» **PROBLEM DETAILS**: Repeat each line of the material exactly.

» **INPUT MATERIAL**:
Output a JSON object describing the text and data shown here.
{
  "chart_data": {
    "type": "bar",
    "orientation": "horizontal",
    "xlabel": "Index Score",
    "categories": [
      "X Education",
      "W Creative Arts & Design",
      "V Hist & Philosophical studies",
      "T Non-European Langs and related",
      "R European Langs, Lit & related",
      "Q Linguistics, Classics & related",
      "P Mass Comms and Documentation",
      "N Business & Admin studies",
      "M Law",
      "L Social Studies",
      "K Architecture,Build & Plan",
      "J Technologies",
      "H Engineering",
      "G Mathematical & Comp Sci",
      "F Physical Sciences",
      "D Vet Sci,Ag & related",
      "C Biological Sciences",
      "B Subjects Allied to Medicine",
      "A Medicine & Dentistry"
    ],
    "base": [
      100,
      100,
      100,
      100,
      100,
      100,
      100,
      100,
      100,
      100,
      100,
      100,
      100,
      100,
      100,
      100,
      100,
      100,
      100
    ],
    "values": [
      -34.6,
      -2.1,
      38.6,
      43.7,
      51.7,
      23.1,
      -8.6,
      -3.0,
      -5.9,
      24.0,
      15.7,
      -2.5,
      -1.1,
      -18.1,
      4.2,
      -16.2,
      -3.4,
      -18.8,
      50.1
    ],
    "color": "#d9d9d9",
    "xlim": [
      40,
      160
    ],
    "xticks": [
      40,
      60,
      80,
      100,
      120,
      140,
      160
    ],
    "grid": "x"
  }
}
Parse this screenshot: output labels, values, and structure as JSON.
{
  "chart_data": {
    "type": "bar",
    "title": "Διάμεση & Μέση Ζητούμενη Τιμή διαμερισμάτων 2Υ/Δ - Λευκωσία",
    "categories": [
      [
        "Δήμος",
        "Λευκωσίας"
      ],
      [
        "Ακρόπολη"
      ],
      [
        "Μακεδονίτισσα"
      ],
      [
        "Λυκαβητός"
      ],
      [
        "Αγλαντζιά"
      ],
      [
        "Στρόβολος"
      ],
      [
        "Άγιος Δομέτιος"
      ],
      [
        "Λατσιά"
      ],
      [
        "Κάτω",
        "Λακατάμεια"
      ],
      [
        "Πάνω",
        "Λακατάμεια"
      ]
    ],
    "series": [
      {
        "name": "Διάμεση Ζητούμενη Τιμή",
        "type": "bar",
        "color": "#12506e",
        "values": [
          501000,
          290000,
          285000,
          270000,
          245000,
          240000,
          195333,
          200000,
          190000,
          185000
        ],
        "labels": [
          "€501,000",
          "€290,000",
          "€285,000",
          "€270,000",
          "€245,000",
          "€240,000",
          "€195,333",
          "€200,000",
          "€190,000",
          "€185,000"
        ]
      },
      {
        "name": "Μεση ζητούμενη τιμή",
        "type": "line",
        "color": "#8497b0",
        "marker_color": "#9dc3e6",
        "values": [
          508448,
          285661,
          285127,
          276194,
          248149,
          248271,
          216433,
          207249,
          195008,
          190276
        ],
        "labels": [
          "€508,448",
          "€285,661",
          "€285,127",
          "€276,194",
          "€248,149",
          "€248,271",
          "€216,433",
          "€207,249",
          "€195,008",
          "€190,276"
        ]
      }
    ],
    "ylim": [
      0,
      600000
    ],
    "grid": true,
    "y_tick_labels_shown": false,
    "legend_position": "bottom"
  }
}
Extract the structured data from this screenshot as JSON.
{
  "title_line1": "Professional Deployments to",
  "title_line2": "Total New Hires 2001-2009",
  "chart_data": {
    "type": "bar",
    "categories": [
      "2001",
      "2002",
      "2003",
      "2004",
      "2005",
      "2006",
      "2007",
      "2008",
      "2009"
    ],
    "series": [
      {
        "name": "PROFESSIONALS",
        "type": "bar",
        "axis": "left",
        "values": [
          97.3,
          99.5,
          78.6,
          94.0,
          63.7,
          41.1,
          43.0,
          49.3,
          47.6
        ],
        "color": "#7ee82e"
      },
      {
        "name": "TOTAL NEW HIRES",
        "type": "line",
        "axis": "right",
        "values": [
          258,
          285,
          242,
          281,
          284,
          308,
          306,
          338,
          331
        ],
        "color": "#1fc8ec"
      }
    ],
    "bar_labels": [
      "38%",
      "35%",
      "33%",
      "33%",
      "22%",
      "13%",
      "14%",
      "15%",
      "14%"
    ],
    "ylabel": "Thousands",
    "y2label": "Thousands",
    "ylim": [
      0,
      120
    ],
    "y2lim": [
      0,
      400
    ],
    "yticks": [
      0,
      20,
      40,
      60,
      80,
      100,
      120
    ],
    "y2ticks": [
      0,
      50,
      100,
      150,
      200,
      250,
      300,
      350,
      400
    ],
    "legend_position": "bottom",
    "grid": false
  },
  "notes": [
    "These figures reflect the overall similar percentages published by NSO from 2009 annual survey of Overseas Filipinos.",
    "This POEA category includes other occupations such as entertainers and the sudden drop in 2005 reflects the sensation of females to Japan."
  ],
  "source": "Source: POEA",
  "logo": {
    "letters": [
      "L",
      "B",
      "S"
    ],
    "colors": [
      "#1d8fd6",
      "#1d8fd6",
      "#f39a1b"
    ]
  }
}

» **WRITTEN ANSWER**:
Output a JSON object describing the text and data shown here.
{
  "chart_data": {
    "type": "bar",
    "orientation": "horizontal",
    "xlabel": "Index Score",
    "categories": [
      "X Education",
      "W Creative Arts & Design",
      "V Hist & Philosophical studies",
      "T Non-European Langs and related",
      "R European Langs, Lit & related",
      "Q Linguistics, Classics & related",
      "P Mass Comms and Documentation",
      "N Business & Admin studies",
      "M Law",
      "L Social Studies",
      "K Architecture,Build & Plan",
      "J Technologies",
      "H Engineering",
      "G Mathematical & Comp Sci",
      "F Physical Sciences",
      "D Vet Sci,Ag & related",
      "C Biological Sciences",
      "B Subjects Allied to Medicine",
      "A Medicine & Dentistry"
    ],
    "base": [
      100,
      100,
      100,
      100,
      100,
      100,
      100,
      100,
      100,
      100,
      100,
      100,
      100,
      100,
      100,
      100,
      100,
      100,
      100
    ],
    "values": [
      -34.6,
      -2.1,
      38.6,
      43.7,
      51.7,
      23.1,
      -8.6,
      -3.0,
      -5.9,
      24.0,
      15.7,
      -2.5,
      -1.1,
      -18.1,
      4.2,
      -16.2,
      -3.4,
      -18.8,
      50.1
    ],
    "color": "#d9d9d9",
    "xlim": [
      40,
      160
    ],
    "xticks": [
      40,
      60,
      80,
      100,
      120,
      140,
      160
    ],
    "grid": "x"
  }
}
Parse this screenshot: output labels, values, and structure as JSON.
{
  "chart_data": {
    "type": "bar",
    "title": "Διάμεση & Μέση Ζητούμενη Τιμή διαμερισμάτων 2Υ/Δ - Λευκωσία",
    "categories": [
      [
        "Δήμος",
        "Λευκωσίας"
      ],
      [
        "Ακρόπολη"
      ],
      [
        "Μακεδονίτισσα"
      ],
      [
        "Λυκαβητός"
      ],
      [
        "Αγλαντζιά"
      ],
      [
        "Στρόβολος"
      ],
      [
        "Άγιος Δομέτιος"
      ],
      [
        "Λατσιά"
      ],
      [
        "Κάτω",
        "Λακατάμεια"
      ],
      [
        "Πάνω",
        "Λακατάμεια"
      ]
    ],
    "series": [
      {
        "name": "Διάμεση Ζητούμενη Τιμή",
        "type": "bar",
        "color": "#12506e",
        "values": [
          501000,
          290000,
          285000,
          270000,
          245000,
          240000,
          195333,
          200000,
          190000,
          185000
        ],
        "labels": [
          "€501,000",
          "€290,000",
          "€285,000",
          "€270,000",
          "€245,000",
          "€240,000",
          "€195,333",
          "€200,000",
          "€190,000",
          "€185,000"
        ]
      },
      {
        "name": "Μεση ζητούμενη τιμή",
        "type": "line",
        "color": "#8497b0",
        "marker_color": "#9dc3e6",
        "values": [
          508448,
          285661,
          285127,
          276194,
          248149,
          248271,
          216433,
          207249,
          195008,
          190276
        ],
        "labels": [
          "€508,448",
          "€285,661",
          "€285,127",
          "€276,194",
          "€248,149",
          "€248,271",
          "€216,433",
          "€207,249",
          "€195,008",
          "€190,276"
        ]
      }
    ],
    "ylim": [
      0,
      600000
    ],
    "grid": true,
    "y_tick_labels_shown": false,
    "legend_position": "bottom"
  }
}
Extract the structured data from this screenshot as JSON.
{
  "title_line1": "Professional Deployments to",
  "title_line2": "Total New Hires 2001-2009",
  "chart_data": {
    "type": "bar",
    "categories": [
      "2001",
      "2002",
      "2003",
      "2004",
      "2005",
      "2006",
      "2007",
      "2008",
      "2009"
    ],
    "series": [
      {
        "name": "PROFESSIONALS",
        "type": "bar",
        "axis": "left",
        "values": [
          97.3,
          99.5,
          78.6,
          94.0,
          63.7,
          41.1,
          43.0,
          49.3,
          47.6
        ],
        "color": "#7ee82e"
      },
      {
        "name": "TOTAL NEW HIRES",
        "type": "line",
        "axis": "right",
        "values": [
          258,
          285,
          242,
          281,
          284,
          308,
          306,
          338,
          331
        ],
        "color": "#1fc8ec"
      }
    ],
    "bar_labels": [
      "38%",
      "35%",
      "33%",
      "33%",
      "22%",
      "13%",
      "14%",
      "15%",
      "14%"
    ],
    "ylabel": "Thousands",
    "y2label": "Thousands",
    "ylim": [
      0,
      120
    ],
    "y2lim": [
      0,
      400
    ],
    "yticks": [
      0,
      20,
      40,
      60,
      80,
      100,
      120
    ],
    "y2ticks": [
      0,
      50,
      100,
      150,
      200,
      250,
      300,
      350,
      400
    ],
    "legend_position": "bottom",
    "grid": false
  },
  "notes": [
    "These figures reflect the overall similar percentages published by NSO from 2009 annual survey of Overseas Filipinos.",
    "This POEA category includes other occupations such as entertainers and the sudden drop in 2005 reflects the sensation of females to Japan."
  ],
  "source": "Source: POEA",
  "logo": {
    "letters": [
      "L",
      "B",
      "S"
    ],
    "colors": [
      "#1d8fd6",
      "#1d8fd6",
      "#f39a1b"
    ]
  }
}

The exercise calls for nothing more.